_Exercise aim_
From the listing below, pick out each line with the word "xlabel".

_Records to process_
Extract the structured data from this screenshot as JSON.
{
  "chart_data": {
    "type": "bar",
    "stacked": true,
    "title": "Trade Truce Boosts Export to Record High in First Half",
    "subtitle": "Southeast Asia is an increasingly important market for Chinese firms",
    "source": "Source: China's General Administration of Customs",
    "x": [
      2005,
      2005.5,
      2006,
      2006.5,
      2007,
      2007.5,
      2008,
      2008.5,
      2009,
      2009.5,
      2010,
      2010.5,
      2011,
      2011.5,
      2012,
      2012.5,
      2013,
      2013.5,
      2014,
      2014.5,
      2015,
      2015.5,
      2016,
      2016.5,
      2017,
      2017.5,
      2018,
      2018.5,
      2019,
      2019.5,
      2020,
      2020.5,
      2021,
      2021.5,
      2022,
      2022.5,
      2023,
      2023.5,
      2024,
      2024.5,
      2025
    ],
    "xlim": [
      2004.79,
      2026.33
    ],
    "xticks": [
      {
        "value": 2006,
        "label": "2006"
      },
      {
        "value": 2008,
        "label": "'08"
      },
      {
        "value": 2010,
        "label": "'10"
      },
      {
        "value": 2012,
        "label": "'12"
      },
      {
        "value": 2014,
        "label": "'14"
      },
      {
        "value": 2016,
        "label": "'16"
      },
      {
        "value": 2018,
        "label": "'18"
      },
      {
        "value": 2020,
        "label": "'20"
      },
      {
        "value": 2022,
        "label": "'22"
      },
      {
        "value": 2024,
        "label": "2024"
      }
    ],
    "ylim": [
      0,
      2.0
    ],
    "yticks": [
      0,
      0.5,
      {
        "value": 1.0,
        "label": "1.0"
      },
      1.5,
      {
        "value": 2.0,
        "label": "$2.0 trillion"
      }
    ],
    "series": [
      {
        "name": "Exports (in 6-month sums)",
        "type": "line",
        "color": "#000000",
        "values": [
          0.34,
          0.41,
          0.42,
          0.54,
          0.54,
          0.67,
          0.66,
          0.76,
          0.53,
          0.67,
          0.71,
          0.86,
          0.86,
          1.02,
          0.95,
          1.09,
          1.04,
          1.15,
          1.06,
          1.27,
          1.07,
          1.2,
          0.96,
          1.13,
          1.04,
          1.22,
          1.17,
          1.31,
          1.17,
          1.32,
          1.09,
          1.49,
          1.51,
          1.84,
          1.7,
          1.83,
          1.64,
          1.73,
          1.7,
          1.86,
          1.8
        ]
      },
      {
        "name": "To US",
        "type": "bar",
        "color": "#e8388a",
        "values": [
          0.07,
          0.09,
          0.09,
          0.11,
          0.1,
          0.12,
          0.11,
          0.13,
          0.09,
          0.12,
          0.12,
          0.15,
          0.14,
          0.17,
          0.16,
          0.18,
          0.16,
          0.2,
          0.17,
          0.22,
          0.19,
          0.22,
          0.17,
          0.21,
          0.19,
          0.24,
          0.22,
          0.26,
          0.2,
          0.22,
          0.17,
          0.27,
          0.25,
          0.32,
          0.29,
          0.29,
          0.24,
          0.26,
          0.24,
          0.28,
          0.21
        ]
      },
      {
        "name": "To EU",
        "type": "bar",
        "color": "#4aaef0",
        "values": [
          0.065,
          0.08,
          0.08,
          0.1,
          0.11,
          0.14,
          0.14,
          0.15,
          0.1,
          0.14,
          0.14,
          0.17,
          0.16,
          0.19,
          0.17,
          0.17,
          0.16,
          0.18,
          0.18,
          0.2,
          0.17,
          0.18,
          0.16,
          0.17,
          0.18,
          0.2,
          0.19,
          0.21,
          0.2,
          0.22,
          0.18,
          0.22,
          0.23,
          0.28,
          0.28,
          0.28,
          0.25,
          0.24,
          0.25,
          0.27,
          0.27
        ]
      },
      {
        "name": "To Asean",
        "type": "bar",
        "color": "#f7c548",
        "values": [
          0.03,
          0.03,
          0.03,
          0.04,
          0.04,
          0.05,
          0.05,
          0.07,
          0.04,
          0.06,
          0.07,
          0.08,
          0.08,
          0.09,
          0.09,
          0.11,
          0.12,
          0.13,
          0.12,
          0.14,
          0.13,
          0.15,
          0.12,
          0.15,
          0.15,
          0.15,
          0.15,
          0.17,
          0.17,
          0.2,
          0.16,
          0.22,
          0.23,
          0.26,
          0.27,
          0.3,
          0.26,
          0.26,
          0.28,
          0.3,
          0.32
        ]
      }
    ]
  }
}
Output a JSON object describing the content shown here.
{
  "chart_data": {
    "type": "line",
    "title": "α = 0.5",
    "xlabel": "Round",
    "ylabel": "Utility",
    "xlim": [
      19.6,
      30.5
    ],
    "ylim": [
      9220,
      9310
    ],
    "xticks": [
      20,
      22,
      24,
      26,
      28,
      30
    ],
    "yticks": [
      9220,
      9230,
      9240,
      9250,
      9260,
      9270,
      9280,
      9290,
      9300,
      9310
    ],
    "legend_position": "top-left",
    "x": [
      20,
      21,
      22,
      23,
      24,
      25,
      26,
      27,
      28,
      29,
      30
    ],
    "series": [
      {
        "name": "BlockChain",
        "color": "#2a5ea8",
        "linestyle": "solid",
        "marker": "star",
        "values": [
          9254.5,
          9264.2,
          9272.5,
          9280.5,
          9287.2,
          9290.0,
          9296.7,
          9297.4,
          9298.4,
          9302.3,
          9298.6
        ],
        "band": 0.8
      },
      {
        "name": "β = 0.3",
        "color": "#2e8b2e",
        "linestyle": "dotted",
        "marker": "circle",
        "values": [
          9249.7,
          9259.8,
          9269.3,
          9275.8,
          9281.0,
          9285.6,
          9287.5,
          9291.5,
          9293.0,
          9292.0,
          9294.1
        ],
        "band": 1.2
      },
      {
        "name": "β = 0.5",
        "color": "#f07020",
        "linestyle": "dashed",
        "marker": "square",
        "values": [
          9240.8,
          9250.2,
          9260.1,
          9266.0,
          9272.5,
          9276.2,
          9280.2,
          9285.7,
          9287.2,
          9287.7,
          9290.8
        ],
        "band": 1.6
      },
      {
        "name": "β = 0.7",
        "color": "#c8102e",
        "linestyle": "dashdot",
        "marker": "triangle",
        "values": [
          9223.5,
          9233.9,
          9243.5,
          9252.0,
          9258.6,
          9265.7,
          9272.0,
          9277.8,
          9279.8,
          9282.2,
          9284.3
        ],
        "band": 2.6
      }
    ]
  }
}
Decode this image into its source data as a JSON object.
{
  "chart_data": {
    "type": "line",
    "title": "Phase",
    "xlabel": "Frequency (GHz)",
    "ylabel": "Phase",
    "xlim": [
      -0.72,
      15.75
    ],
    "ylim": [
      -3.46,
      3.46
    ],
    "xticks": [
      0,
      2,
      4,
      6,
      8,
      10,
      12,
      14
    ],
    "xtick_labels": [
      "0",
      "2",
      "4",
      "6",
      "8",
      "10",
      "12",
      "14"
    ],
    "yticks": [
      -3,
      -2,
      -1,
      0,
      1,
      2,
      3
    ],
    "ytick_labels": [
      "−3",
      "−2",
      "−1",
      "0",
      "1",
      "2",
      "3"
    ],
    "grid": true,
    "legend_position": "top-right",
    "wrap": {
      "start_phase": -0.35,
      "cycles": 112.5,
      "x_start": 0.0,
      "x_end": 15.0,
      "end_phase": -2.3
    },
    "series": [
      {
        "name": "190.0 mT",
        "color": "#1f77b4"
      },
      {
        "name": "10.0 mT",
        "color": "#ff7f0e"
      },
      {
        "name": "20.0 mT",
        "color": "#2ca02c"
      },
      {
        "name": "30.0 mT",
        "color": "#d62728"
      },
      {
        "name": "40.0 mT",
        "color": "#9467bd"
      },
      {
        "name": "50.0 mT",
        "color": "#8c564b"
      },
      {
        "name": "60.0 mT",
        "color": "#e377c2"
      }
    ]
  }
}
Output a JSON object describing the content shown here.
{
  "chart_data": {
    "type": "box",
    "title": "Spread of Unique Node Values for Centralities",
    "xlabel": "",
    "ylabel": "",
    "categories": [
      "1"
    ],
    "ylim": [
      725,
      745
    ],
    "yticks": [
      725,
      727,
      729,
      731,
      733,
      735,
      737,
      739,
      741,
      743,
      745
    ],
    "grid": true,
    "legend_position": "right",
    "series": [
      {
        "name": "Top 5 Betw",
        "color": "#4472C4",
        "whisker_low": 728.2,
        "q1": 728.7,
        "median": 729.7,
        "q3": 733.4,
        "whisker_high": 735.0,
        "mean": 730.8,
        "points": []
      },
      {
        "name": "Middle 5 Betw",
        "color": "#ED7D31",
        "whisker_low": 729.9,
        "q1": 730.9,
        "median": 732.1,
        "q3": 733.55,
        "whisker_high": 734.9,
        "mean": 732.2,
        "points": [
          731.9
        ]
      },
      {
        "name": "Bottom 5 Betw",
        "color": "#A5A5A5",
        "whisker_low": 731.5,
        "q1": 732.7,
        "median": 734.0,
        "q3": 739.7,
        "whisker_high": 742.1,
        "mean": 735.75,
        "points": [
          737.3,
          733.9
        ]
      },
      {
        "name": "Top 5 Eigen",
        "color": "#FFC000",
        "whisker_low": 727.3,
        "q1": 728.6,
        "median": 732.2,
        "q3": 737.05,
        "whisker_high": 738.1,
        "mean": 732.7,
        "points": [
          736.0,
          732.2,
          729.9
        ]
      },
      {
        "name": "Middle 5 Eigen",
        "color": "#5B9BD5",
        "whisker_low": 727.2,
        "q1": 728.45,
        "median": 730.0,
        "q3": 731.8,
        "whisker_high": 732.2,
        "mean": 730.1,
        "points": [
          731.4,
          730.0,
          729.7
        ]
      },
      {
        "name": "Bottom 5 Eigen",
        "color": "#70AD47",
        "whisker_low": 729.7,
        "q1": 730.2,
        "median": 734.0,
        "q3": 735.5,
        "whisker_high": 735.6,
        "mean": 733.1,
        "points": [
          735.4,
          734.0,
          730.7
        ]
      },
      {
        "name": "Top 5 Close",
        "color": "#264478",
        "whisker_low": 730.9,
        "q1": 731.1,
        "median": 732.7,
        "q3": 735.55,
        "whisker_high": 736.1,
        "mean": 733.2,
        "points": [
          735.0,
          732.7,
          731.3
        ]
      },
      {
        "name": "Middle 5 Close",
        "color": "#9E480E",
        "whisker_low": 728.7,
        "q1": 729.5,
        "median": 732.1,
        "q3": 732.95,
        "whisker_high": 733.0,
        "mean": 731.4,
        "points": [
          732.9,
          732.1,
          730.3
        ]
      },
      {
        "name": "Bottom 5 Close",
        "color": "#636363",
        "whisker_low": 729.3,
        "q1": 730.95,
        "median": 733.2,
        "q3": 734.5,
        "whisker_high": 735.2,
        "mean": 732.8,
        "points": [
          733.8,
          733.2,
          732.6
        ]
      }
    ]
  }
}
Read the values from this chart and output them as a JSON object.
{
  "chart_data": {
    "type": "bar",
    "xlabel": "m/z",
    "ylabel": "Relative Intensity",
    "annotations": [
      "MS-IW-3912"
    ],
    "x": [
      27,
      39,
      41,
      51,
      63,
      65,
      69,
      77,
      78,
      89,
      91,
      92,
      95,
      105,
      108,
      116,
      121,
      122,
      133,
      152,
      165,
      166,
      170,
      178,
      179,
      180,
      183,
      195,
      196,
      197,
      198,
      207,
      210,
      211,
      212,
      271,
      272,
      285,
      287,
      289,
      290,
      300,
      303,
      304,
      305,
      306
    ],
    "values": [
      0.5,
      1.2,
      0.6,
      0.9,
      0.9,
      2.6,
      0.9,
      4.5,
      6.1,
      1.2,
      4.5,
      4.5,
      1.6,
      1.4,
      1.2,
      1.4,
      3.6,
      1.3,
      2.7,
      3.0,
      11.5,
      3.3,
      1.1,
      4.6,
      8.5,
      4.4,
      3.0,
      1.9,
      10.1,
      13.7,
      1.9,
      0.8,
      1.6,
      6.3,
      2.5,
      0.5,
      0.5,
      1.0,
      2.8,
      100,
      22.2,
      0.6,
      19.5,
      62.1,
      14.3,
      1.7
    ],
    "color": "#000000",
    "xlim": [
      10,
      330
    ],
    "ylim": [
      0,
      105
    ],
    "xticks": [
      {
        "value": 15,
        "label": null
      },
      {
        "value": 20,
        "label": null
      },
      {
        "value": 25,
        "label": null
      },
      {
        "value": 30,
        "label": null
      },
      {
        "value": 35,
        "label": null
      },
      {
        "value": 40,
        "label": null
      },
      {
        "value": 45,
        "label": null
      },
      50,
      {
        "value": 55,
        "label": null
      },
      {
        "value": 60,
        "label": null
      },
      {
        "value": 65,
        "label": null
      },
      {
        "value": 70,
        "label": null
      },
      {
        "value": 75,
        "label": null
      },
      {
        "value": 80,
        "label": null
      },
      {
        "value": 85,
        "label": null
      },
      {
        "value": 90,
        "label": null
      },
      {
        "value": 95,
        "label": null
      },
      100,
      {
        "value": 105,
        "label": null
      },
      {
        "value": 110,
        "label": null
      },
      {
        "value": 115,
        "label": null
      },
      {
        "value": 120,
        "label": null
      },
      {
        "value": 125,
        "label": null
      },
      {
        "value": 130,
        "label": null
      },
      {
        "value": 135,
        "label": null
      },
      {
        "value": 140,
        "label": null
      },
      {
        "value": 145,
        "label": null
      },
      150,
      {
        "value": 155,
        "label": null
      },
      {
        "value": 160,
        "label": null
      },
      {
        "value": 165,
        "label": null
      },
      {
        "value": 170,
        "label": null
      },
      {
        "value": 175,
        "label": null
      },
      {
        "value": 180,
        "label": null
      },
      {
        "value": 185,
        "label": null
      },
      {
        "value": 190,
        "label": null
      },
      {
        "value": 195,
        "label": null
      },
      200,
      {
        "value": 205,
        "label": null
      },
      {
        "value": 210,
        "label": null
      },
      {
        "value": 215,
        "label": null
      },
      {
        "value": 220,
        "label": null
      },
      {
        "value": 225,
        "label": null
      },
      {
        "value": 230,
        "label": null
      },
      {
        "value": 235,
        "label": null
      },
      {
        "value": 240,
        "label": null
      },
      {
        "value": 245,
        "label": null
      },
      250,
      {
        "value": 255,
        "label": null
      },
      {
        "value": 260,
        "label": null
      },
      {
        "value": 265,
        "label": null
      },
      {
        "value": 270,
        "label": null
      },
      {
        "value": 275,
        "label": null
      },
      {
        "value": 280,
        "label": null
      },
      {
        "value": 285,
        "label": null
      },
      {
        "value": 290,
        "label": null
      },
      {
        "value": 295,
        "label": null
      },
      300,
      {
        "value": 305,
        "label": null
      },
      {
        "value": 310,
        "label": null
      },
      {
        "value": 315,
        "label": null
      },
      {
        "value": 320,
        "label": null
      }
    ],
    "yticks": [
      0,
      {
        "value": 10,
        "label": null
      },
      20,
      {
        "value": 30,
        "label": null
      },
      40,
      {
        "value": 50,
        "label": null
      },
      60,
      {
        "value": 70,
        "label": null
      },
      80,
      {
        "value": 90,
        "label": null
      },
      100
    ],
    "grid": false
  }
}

_Task answer_
    "xlabel": "Round",
    "xlabel": "Frequency (GHz)",
    "xlabel": "",
    "xlabel": "m/z",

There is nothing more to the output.